**Problem to solve**. Extract the records in full, leaving every picture out.
═══ Given data
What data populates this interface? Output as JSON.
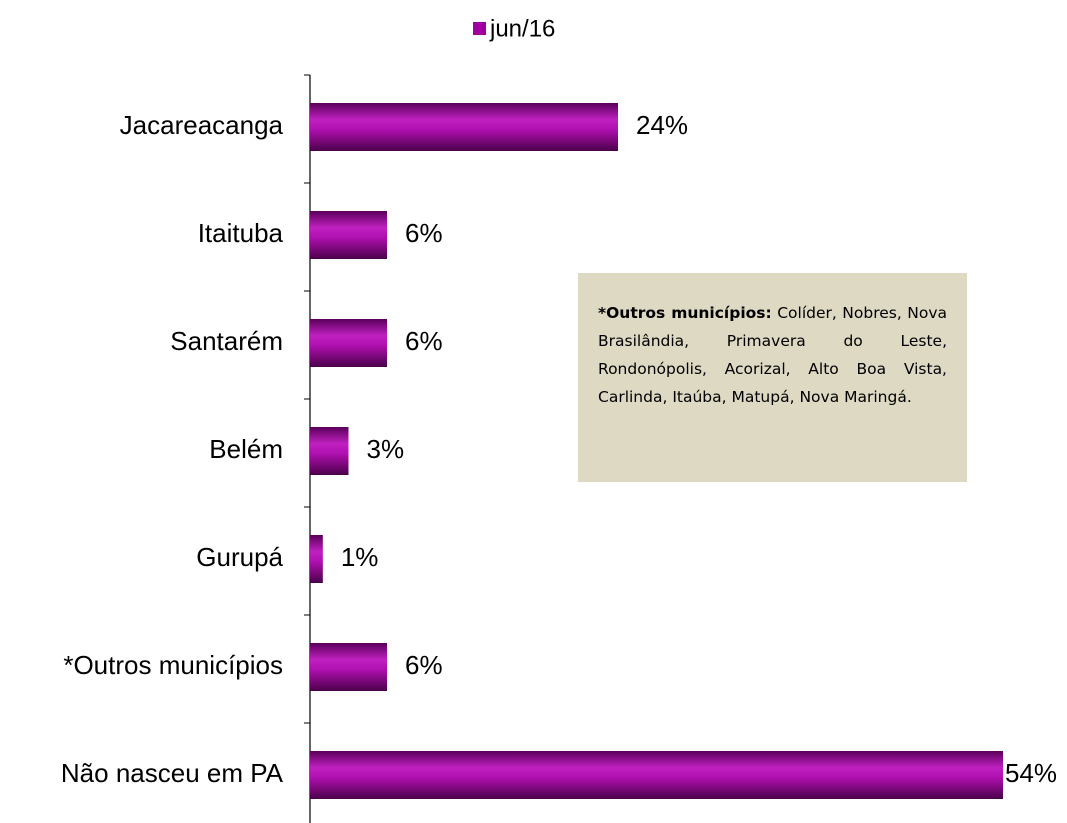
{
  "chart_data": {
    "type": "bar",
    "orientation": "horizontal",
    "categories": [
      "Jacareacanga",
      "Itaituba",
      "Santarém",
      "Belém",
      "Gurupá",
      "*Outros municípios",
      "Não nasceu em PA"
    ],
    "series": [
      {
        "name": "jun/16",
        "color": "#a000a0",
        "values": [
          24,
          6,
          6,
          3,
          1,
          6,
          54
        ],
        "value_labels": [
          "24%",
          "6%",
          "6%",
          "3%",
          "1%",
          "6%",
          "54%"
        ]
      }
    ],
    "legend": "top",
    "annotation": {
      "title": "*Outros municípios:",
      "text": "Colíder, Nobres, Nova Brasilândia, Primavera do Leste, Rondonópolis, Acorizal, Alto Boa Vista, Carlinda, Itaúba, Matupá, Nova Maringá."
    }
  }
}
══════
**Task answer**.
What data populates this interface? Output as JSON.
{
  "chart_data": {
    "type": "bar",
    "orientation": "horizontal",
    "categories": [
      "Jacareacanga",
      "Itaituba",
      "Santarém",
      "Belém",
      "Gurupá",
      "*Outros municípios",
      "Não nasceu em PA"
    ],
    "series": [
      {
        "name": "jun/16",
        "color": "#a000a0",
        "values": [
          24,
          6,
          6,
          3,
          1,
          6,
          54
        ],
        "value_labels": [
          "24%",
          "6%",
          "6%",
          "3%",
          "1%",
          "6%",
          "54%"
        ]
      }
    ],
    "legend": "top",
    "annotation": {
      "title": "*Outros municípios:",
      "text": "Colíder, Nobres, Nova Brasilândia, Primavera do Leste, Rondonópolis, Acorizal, Alto Boa Vista, Carlinda, Itaúba, Matupá, Nova Maringá."
    }
  }
}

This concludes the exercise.